TASK DESCRIPTION: Give back every line exactly as it appears, pictures excluded.

DATA TO PROCESS:
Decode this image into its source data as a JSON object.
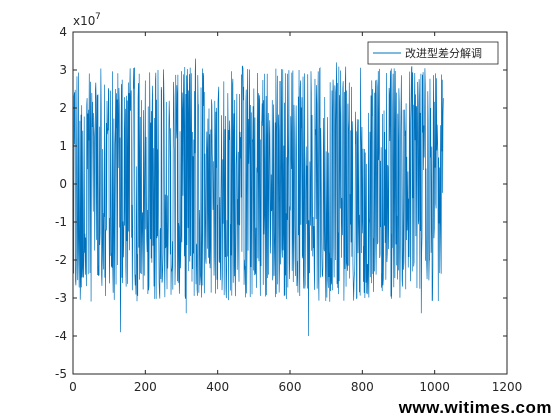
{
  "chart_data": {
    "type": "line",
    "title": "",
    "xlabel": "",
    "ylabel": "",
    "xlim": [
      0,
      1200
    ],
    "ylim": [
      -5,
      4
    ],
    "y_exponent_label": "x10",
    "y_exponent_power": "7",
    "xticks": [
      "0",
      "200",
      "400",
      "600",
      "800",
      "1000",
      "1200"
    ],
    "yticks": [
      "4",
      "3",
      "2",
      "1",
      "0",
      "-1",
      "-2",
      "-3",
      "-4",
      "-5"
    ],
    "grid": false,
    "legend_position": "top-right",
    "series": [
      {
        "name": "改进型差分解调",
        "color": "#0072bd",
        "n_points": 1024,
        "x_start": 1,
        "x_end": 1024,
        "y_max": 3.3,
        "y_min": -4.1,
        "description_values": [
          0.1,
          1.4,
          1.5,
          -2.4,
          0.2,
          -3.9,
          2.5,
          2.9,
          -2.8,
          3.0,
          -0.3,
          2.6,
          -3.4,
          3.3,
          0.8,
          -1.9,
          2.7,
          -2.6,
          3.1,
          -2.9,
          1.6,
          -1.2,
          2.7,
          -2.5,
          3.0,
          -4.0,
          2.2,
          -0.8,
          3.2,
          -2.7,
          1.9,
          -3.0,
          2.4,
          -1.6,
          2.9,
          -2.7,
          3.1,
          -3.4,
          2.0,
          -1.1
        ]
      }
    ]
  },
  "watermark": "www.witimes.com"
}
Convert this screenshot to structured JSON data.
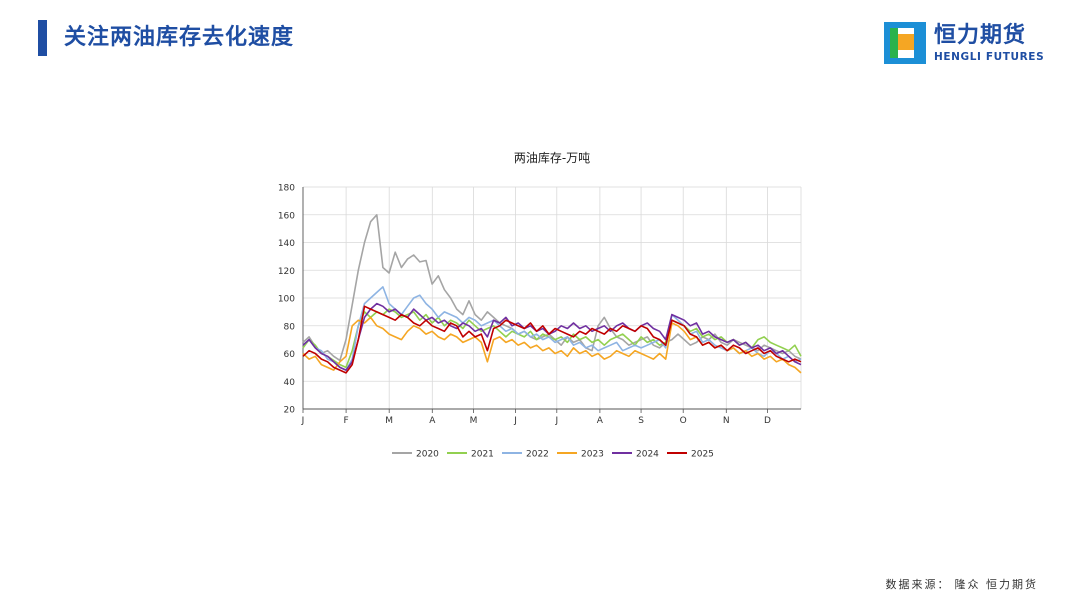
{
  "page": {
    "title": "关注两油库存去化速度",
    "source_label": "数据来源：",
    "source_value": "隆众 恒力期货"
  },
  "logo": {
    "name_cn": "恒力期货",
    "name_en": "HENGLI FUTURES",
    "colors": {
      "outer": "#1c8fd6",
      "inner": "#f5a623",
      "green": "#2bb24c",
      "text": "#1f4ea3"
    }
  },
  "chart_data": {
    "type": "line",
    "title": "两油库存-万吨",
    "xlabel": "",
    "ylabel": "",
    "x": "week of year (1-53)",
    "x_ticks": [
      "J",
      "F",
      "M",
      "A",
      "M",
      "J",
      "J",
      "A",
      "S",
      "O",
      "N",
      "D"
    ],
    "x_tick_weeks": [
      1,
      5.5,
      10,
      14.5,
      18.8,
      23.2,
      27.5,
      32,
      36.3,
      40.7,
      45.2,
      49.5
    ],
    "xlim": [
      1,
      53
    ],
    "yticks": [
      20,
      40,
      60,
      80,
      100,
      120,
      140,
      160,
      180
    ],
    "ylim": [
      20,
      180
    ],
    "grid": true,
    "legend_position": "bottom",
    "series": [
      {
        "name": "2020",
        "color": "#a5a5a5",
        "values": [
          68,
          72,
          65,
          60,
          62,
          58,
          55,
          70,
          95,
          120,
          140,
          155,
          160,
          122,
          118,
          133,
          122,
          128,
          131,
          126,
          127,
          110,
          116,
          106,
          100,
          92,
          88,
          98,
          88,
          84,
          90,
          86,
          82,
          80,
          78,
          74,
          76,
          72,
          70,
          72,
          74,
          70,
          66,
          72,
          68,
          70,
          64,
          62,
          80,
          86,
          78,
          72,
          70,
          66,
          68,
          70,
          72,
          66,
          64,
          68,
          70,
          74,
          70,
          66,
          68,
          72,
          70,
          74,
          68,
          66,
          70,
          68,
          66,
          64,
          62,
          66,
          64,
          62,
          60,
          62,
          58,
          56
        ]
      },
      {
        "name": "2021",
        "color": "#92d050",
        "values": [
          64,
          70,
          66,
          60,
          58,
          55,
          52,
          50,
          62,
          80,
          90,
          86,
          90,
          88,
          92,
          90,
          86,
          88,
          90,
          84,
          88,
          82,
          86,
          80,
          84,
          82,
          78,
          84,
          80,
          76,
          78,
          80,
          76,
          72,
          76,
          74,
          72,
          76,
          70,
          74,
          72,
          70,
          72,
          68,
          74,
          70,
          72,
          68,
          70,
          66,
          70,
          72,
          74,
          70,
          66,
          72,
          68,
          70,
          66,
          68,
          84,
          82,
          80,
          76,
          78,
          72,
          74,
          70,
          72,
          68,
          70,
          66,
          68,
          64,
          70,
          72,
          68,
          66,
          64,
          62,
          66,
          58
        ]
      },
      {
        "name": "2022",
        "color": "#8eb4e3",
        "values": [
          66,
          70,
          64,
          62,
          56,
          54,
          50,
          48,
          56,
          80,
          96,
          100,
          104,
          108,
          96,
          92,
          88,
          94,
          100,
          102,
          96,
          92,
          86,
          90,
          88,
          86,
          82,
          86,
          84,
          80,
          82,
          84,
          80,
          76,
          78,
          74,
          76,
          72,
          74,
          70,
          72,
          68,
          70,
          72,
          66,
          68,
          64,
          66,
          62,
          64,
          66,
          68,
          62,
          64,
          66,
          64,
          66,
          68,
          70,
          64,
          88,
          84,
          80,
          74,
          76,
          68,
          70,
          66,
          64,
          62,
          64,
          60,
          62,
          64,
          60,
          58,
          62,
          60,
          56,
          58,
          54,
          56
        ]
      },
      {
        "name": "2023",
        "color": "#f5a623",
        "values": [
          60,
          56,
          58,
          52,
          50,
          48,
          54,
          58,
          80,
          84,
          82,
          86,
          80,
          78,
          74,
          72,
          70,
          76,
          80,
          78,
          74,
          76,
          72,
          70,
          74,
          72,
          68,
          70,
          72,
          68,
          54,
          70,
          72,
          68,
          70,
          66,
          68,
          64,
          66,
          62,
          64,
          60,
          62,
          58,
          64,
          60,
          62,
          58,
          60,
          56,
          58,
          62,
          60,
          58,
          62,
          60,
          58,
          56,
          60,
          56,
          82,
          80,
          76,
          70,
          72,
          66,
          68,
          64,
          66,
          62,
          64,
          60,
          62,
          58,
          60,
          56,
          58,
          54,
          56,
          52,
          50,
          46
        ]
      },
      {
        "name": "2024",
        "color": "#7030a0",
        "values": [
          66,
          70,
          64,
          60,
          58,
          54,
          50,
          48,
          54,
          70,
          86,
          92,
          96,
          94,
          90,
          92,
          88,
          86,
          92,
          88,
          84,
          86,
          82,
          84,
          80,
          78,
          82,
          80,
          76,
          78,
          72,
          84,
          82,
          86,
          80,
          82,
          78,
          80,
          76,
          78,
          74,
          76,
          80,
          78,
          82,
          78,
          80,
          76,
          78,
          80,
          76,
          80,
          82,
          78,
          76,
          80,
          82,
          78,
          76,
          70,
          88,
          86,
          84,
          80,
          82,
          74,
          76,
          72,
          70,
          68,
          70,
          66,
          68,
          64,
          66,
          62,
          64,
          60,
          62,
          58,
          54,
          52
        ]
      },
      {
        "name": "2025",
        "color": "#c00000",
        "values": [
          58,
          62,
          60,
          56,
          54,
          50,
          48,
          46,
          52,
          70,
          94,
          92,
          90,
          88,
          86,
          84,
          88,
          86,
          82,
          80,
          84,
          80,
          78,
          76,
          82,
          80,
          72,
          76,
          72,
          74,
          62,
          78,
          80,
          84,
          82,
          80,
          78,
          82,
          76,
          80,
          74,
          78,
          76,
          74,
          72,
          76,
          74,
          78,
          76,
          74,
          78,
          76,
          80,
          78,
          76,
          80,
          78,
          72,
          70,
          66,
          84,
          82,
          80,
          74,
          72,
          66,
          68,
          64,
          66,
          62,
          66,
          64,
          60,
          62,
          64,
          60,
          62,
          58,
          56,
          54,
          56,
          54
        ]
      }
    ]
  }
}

SOLUTION:
Decode this image into its source data as a JSON object.
{
  "chart_data": {
    "type": "line",
    "title": "",
    "xlabel": "",
    "ylabel": "",
    "xlim": [
      0,
      1200
    ],
    "ylim": [
      -5,
      4
    ],
    "y_exponent_label": "x10",
    "y_exponent_power": "7",
    "xticks": [
      "0",
      "200",
      "400",
      "600",
      "800",
      "1000",
      "1200"
    ],
    "yticks": [
      "4",
      "3",
      "2",
      "1",
      "0",
      "-1",
      "-2",
      "-3",
      "-4",
      "-5"
    ],
    "grid": false,
    "legend_position": "top-right",
    "series": [
      {
        "name": "改进型差分解调",
        "color": "#0072bd",
        "n_points": 1024,
        "x_start": 1,
        "x_end": 1024,
        "y_max": 3.3,
        "y_min": -4.1,
        "description_values": [
          0.1,
          1.4,
          1.5,
          -2.4,
          0.2,
          -3.9,
          2.5,
          2.9,
          -2.8,
          3.0,
          -0.3,
          2.6,
          -3.4,
          3.3,
          0.8,
          -1.9,
          2.7,
          -2.6,
          3.1,
          -2.9,
          1.6,
          -1.2,
          2.7,
          -2.5,
          3.0,
          -4.0,
          2.2,
          -0.8,
          3.2,
          -2.7,
          1.9,
          -3.0,
          2.4,
          -1.6,
          2.9,
          -2.7,
          3.1,
          -3.4,
          2.0,
          -1.1
        ]
      }
    ]
  },
  "watermark": "www.witimes.com"
}
Convert this screenshot to structured JSON data.
{
  "page": {
    "title": "关注两油库存去化速度",
    "source_label": "数据来源：",
    "source_value": "隆众 恒力期货"
  },
  "logo": {
    "name_cn": "恒力期货",
    "name_en": "HENGLI FUTURES",
    "colors": {
      "outer": "#1c8fd6",
      "inner": "#f5a623",
      "green": "#2bb24c",
      "text": "#1f4ea3"
    }
  },
  "chart_data": {
    "type": "line",
    "title": "两油库存-万吨",
    "xlabel": "",
    "ylabel": "",
    "x": "week of year (1-53)",
    "x_ticks": [
      "J",
      "F",
      "M",
      "A",
      "M",
      "J",
      "J",
      "A",
      "S",
      "O",
      "N",
      "D"
    ],
    "x_tick_weeks": [
      1,
      5.5,
      10,
      14.5,
      18.8,
      23.2,
      27.5,
      32,
      36.3,
      40.7,
      45.2,
      49.5
    ],
    "xlim": [
      1,
      53
    ],
    "yticks": [
      20,
      40,
      60,
      80,
      100,
      120,
      140,
      160,
      180
    ],
    "ylim": [
      20,
      180
    ],
    "grid": true,
    "legend_position": "bottom",
    "series": [
      {
        "name": "2020",
        "color": "#a5a5a5",
        "values": [
          68,
          72,
          65,
          60,
          62,
          58,
          55,
          70,
          95,
          120,
          140,
          155,
          160,
          122,
          118,
          133,
          122,
          128,
          131,
          126,
          127,
          110,
          116,
          106,
          100,
          92,
          88,
          98,
          88,
          84,
          90,
          86,
          82,
          80,
          78,
          74,
          76,
          72,
          70,
          72,
          74,
          70,
          66,
          72,
          68,
          70,
          64,
          62,
          80,
          86,
          78,
          72,
          70,
          66,
          68,
          70,
          72,
          66,
          64,
          68,
          70,
          74,
          70,
          66,
          68,
          72,
          70,
          74,
          68,
          66,
          70,
          68,
          66,
          64,
          62,
          66,
          64,
          62,
          60,
          62,
          58,
          56
        ]
      },
      {
        "name": "2021",
        "color": "#92d050",
        "values": [
          64,
          70,
          66,
          60,
          58,
          55,
          52,
          50,
          62,
          80,
          90,
          86,
          90,
          88,
          92,
          90,
          86,
          88,
          90,
          84,
          88,
          82,
          86,
          80,
          84,
          82,
          78,
          84,
          80,
          76,
          78,
          80,
          76,
          72,
          76,
          74,
          72,
          76,
          70,
          74,
          72,
          70,
          72,
          68,
          74,
          70,
          72,
          68,
          70,
          66,
          70,
          72,
          74,
          70,
          66,
          72,
          68,
          70,
          66,
          68,
          84,
          82,
          80,
          76,
          78,
          72,
          74,
          70,
          72,
          68,
          70,
          66,
          68,
          64,
          70,
          72,
          68,
          66,
          64,
          62,
          66,
          58
        ]
      },
      {
        "name": "2022",
        "color": "#8eb4e3",
        "values": [
          66,
          70,
          64,
          62,
          56,
          54,
          50,
          48,
          56,
          80,
          96,
          100,
          104,
          108,
          96,
          92,
          88,
          94,
          100,
          102,
          96,
          92,
          86,
          90,
          88,
          86,
          82,
          86,
          84,
          80,
          82,
          84,
          80,
          76,
          78,
          74,
          76,
          72,
          74,
          70,
          72,
          68,
          70,
          72,
          66,
          68,
          64,
          66,
          62,
          64,
          66,
          68,
          62,
          64,
          66,
          64,
          66,
          68,
          70,
          64,
          88,
          84,
          80,
          74,
          76,
          68,
          70,
          66,
          64,
          62,
          64,
          60,
          62,
          64,
          60,
          58,
          62,
          60,
          56,
          58,
          54,
          56
        ]
      },
      {
        "name": "2023",
        "color": "#f5a623",
        "values": [
          60,
          56,
          58,
          52,
          50,
          48,
          54,
          58,
          80,
          84,
          82,
          86,
          80,
          78,
          74,
          72,
          70,
          76,
          80,
          78,
          74,
          76,
          72,
          70,
          74,
          72,
          68,
          70,
          72,
          68,
          54,
          70,
          72,
          68,
          70,
          66,
          68,
          64,
          66,
          62,
          64,
          60,
          62,
          58,
          64,
          60,
          62,
          58,
          60,
          56,
          58,
          62,
          60,
          58,
          62,
          60,
          58,
          56,
          60,
          56,
          82,
          80,
          76,
          70,
          72,
          66,
          68,
          64,
          66,
          62,
          64,
          60,
          62,
          58,
          60,
          56,
          58,
          54,
          56,
          52,
          50,
          46
        ]
      },
      {
        "name": "2024",
        "color": "#7030a0",
        "values": [
          66,
          70,
          64,
          60,
          58,
          54,
          50,
          48,
          54,
          70,
          86,
          92,
          96,
          94,
          90,
          92,
          88,
          86,
          92,
          88,
          84,
          86,
          82,
          84,
          80,
          78,
          82,
          80,
          76,
          78,
          72,
          84,
          82,
          86,
          80,
          82,
          78,
          80,
          76,
          78,
          74,
          76,
          80,
          78,
          82,
          78,
          80,
          76,
          78,
          80,
          76,
          80,
          82,
          78,
          76,
          80,
          82,
          78,
          76,
          70,
          88,
          86,
          84,
          80,
          82,
          74,
          76,
          72,
          70,
          68,
          70,
          66,
          68,
          64,
          66,
          62,
          64,
          60,
          62,
          58,
          54,
          52
        ]
      },
      {
        "name": "2025",
        "color": "#c00000",
        "values": [
          58,
          62,
          60,
          56,
          54,
          50,
          48,
          46,
          52,
          70,
          94,
          92,
          90,
          88,
          86,
          84,
          88,
          86,
          82,
          80,
          84,
          80,
          78,
          76,
          82,
          80,
          72,
          76,
          72,
          74,
          62,
          78,
          80,
          84,
          82,
          80,
          78,
          82,
          76,
          80,
          74,
          78,
          76,
          74,
          72,
          76,
          74,
          78,
          76,
          74,
          78,
          76,
          80,
          78,
          76,
          80,
          78,
          72,
          70,
          66,
          84,
          82,
          80,
          74,
          72,
          66,
          68,
          64,
          66,
          62,
          66,
          64,
          60,
          62,
          64,
          60,
          62,
          58,
          56,
          54,
          56,
          54
        ]
      }
    ]
  }
}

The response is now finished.